*Problem statement*: Output every record word for word.
^^^^^^^^^^^^^^^^
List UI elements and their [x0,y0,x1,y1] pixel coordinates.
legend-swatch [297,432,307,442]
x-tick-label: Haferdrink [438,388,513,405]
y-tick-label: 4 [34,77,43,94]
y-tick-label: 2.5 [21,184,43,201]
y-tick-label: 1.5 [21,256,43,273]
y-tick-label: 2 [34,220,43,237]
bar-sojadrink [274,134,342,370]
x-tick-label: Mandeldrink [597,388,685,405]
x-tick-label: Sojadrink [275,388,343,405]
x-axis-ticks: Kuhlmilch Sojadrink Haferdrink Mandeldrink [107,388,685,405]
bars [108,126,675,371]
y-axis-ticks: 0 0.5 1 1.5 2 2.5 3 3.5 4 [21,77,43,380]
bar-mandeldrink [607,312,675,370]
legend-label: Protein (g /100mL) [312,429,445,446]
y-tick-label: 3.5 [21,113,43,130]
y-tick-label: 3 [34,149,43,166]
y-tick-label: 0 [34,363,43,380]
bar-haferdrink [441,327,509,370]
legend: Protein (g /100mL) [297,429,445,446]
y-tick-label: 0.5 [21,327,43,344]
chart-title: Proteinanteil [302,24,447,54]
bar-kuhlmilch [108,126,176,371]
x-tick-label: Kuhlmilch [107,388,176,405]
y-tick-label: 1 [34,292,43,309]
^^^^^^^^^^^^^^^^
*Response box*:
List UI elements and their [x0,y0,x1,y1] pixel coordinates.
legend-swatch [297,432,307,442]
x-tick-label: Haferdrink [438,388,513,405]
y-tick-label: 4 [34,77,43,94]
y-tick-label: 2.5 [21,184,43,201]
y-tick-label: 1.5 [21,256,43,273]
y-tick-label: 2 [34,220,43,237]
bar-sojadrink [274,134,342,370]
x-tick-label: Mandeldrink [597,388,685,405]
x-tick-label: Sojadrink [275,388,343,405]
x-axis-ticks: Kuhlmilch Sojadrink Haferdrink Mandeldrink [107,388,685,405]
bars [108,126,675,371]
y-axis-ticks: 0 0.5 1 1.5 2 2.5 3 3.5 4 [21,77,43,380]
bar-mandeldrink [607,312,675,370]
legend-label: Protein (g /100mL) [312,429,445,446]
y-tick-label: 3.5 [21,113,43,130]
y-tick-label: 3 [34,149,43,166]
y-tick-label: 0 [34,363,43,380]
bar-haferdrink [441,327,509,370]
legend: Protein (g /100mL) [297,429,445,446]
y-tick-label: 0.5 [21,327,43,344]
chart-title: Proteinanteil [302,24,447,54]
bar-kuhlmilch [108,126,176,371]
x-tick-label: Kuhlmilch [107,388,176,405]
y-tick-label: 1 [34,292,43,309]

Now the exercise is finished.